** WRITTEN EXERCISE **
Could you copy every one of the rows below, reproducing each line character for character?

** GIVEN INFORMATION **

- - - - -

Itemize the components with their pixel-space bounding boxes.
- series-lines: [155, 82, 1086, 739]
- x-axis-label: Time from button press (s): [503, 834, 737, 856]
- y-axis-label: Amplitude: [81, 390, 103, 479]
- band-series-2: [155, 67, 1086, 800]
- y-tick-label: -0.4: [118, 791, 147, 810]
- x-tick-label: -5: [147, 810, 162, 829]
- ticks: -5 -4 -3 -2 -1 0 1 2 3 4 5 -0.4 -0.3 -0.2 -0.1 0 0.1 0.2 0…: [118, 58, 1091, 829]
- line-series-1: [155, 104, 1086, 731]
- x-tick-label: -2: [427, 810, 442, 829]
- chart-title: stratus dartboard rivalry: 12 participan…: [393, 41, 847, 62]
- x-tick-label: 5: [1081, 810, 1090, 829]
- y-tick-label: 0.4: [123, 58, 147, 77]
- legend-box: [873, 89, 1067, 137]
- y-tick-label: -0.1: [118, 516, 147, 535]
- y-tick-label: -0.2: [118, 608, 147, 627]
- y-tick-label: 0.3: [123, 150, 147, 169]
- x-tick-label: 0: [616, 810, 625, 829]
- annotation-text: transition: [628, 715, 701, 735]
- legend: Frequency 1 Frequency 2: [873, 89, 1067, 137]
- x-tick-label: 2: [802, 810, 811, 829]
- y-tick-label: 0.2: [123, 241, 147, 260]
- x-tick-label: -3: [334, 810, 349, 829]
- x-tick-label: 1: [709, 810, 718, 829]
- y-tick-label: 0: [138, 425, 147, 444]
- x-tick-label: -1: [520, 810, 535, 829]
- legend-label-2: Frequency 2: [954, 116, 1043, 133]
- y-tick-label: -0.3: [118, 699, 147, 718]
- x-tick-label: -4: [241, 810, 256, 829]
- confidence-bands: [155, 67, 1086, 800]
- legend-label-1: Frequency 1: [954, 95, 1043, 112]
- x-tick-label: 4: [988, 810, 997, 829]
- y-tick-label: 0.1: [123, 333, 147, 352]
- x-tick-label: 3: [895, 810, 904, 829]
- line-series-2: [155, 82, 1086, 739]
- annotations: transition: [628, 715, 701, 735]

- - - - -

** TASK ANSWER **
Itemize the components with their pixel-space bounding boxes.
- series-lines: [155, 82, 1086, 739]
- x-axis-label: Time from button press (s): [503, 834, 737, 856]
- y-axis-label: Amplitude: [81, 390, 103, 479]
- band-series-2: [155, 67, 1086, 800]
- y-tick-label: -0.4: [118, 791, 147, 810]
- x-tick-label: -5: [147, 810, 162, 829]
- ticks: -5 -4 -3 -2 -1 0 1 2 3 4 5 -0.4 -0.3 -0.2 -0.1 0 0.1 0.2 0…: [118, 58, 1091, 829]
- line-series-1: [155, 104, 1086, 731]
- x-tick-label: -2: [427, 810, 442, 829]
- chart-title: stratus dartboard rivalry: 12 participan…: [393, 41, 847, 62]
- x-tick-label: 5: [1081, 810, 1090, 829]
- y-tick-label: 0.4: [123, 58, 147, 77]
- legend-box: [873, 89, 1067, 137]
- y-tick-label: -0.1: [118, 516, 147, 535]
- y-tick-label: -0.2: [118, 608, 147, 627]
- y-tick-label: 0.3: [123, 150, 147, 169]
- x-tick-label: 0: [616, 810, 625, 829]
- annotation-text: transition: [628, 715, 701, 735]
- legend: Frequency 1 Frequency 2: [873, 89, 1067, 137]
- x-tick-label: 2: [802, 810, 811, 829]
- y-tick-label: 0.2: [123, 241, 147, 260]
- x-tick-label: -3: [334, 810, 349, 829]
- x-tick-label: 1: [709, 810, 718, 829]
- y-tick-label: 0: [138, 425, 147, 444]
- x-tick-label: -1: [520, 810, 535, 829]
- legend-label-2: Frequency 2: [954, 116, 1043, 133]
- y-tick-label: -0.3: [118, 699, 147, 718]
- x-tick-label: -4: [241, 810, 256, 829]
- confidence-bands: [155, 67, 1086, 800]
- legend-label-1: Frequency 1: [954, 95, 1043, 112]
- x-tick-label: 4: [988, 810, 997, 829]
- y-tick-label: 0.1: [123, 333, 147, 352]
- x-tick-label: 3: [895, 810, 904, 829]
- line-series-2: [155, 82, 1086, 739]
- annotations: transition: [628, 715, 701, 735]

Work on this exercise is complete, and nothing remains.